#### Extracted material ####
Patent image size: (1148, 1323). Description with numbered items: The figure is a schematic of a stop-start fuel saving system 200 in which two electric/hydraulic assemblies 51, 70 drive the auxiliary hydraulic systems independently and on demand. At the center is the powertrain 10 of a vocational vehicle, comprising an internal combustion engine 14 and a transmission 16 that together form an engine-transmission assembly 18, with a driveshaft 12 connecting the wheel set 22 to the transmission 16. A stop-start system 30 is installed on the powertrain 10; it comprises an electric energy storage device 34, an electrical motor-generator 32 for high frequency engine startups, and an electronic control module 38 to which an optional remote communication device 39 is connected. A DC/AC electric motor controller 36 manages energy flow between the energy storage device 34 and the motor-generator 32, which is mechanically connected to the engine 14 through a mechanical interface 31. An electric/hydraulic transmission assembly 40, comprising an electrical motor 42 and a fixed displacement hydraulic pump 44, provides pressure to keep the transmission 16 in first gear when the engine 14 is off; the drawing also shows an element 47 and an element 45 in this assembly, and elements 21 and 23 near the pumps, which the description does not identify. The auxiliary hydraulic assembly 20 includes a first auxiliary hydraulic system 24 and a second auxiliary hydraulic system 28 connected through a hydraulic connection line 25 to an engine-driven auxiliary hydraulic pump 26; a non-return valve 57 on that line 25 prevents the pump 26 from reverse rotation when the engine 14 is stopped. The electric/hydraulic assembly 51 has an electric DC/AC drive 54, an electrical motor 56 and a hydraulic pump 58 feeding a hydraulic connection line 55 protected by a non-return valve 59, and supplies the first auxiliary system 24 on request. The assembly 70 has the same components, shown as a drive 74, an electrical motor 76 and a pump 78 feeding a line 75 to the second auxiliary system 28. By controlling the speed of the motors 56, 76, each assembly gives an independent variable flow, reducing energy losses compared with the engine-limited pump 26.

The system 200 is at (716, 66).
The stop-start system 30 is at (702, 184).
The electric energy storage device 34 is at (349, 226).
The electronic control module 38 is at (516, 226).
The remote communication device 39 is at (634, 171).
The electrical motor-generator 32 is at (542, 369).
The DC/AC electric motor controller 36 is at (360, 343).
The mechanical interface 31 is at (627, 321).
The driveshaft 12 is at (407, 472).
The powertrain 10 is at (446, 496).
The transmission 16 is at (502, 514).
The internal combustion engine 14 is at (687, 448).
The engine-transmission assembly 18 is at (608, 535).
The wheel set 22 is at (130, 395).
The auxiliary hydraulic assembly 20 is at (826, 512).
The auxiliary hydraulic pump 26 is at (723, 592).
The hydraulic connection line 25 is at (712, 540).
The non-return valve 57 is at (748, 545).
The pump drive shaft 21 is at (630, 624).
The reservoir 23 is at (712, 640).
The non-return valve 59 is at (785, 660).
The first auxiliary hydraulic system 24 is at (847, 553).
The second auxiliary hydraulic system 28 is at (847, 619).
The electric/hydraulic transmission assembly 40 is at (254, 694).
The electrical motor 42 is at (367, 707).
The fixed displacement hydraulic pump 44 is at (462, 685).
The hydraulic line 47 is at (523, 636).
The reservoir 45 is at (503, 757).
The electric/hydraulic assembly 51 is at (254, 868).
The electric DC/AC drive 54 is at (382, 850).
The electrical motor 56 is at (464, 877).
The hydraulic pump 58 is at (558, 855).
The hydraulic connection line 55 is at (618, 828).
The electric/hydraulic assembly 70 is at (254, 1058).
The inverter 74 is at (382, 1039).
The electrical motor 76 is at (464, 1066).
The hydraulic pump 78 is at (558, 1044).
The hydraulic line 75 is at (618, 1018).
####
*Exercise directions*. Reproduce the data above line for line, without changing anything.

*Response*.
Patent image size: (1148, 1323). Description with numbered items: The figure is a schematic of a stop-start fuel saving system 200 in which two electric/hydraulic assemblies 51, 70 drive the auxiliary hydraulic systems independently and on demand. At the center is the powertrain 10 of a vocational vehicle, comprising an internal combustion engine 14 and a transmission 16 that together form an engine-transmission assembly 18, with a driveshaft 12 connecting the wheel set 22 to the transmission 16. A stop-start system 30 is installed on the powertrain 10; it comprises an electric energy storage device 34, an electrical motor-generator 32 for high frequency engine startups, and an electronic control module 38 to which an optional remote communication device 39 is connected. A DC/AC electric motor controller 36 manages energy flow between the energy storage device 34 and the motor-generator 32, which is mechanically connected to the engine 14 through a mechanical interface 31. An electric/hydraulic transmission assembly 40, comprising an electrical motor 42 and a fixed displacement hydraulic pump 44, provides pressure to keep the transmission 16 in first gear when the engine 14 is off; the drawing also shows an element 47 and an element 45 in this assembly, and elements 21 and 23 near the pumps, which the description does not identify. The auxiliary hydraulic assembly 20 includes a first auxiliary hydraulic system 24 and a second auxiliary hydraulic system 28 connected through a hydraulic connection line 25 to an engine-driven auxiliary hydraulic pump 26; a non-return valve 57 on that line 25 prevents the pump 26 from reverse rotation when the engine 14 is stopped. The electric/hydraulic assembly 51 has an electric DC/AC drive 54, an electrical motor 56 and a hydraulic pump 58 feeding a hydraulic connection line 55 protected by a non-return valve 59, and supplies the first auxiliary system 24 on request. The assembly 70 has the same components, shown as a drive 74, an electrical motor 76 and a pump 78 feeding a line 75 to the second auxiliary system 28. By controlling the speed of the motors 56, 76, each assembly gives an independent variable flow, reducing energy losses compared with the engine-limited pump 26.

The system 200 is at (716, 66).
The stop-start system 30 is at (702, 184).
The electric energy storage device 34 is at (349, 226).
The electronic control module 38 is at (516, 226).
The remote communication device 39 is at (634, 171).
The electrical motor-generator 32 is at (542, 369).
The DC/AC electric motor controller 36 is at (360, 343).
The mechanical interface 31 is at (627, 321).
The driveshaft 12 is at (407, 472).
The powertrain 10 is at (446, 496).
The transmission 16 is at (502, 514).
The internal combustion engine 14 is at (687, 448).
The engine-transmission assembly 18 is at (608, 535).
The wheel set 22 is at (130, 395).
The auxiliary hydraulic assembly 20 is at (826, 512).
The auxiliary hydraulic pump 26 is at (723, 592).
The hydraulic connection line 25 is at (712, 540).
The non-return valve 57 is at (748, 545).
The pump drive shaft 21 is at (630, 624).
The reservoir 23 is at (712, 640).
The non-return valve 59 is at (785, 660).
The first auxiliary hydraulic system 24 is at (847, 553).
The second auxiliary hydraulic system 28 is at (847, 619).
The electric/hydraulic transmission assembly 40 is at (254, 694).
The electrical motor 42 is at (367, 707).
The fixed displacement hydraulic pump 44 is at (462, 685).
The hydraulic line 47 is at (523, 636).
The reservoir 45 is at (503, 757).
The electric/hydraulic assembly 51 is at (254, 868).
The electric DC/AC drive 54 is at (382, 850).
The electrical motor 56 is at (464, 877).
The hydraulic pump 58 is at (558, 855).
The hydraulic connection line 55 is at (618, 828).
The electric/hydraulic assembly 70 is at (254, 1058).
The inverter 74 is at (382, 1039).
The electrical motor 76 is at (464, 1066).
The hydraulic pump 78 is at (558, 1044).
The hydraulic line 75 is at (618, 1018).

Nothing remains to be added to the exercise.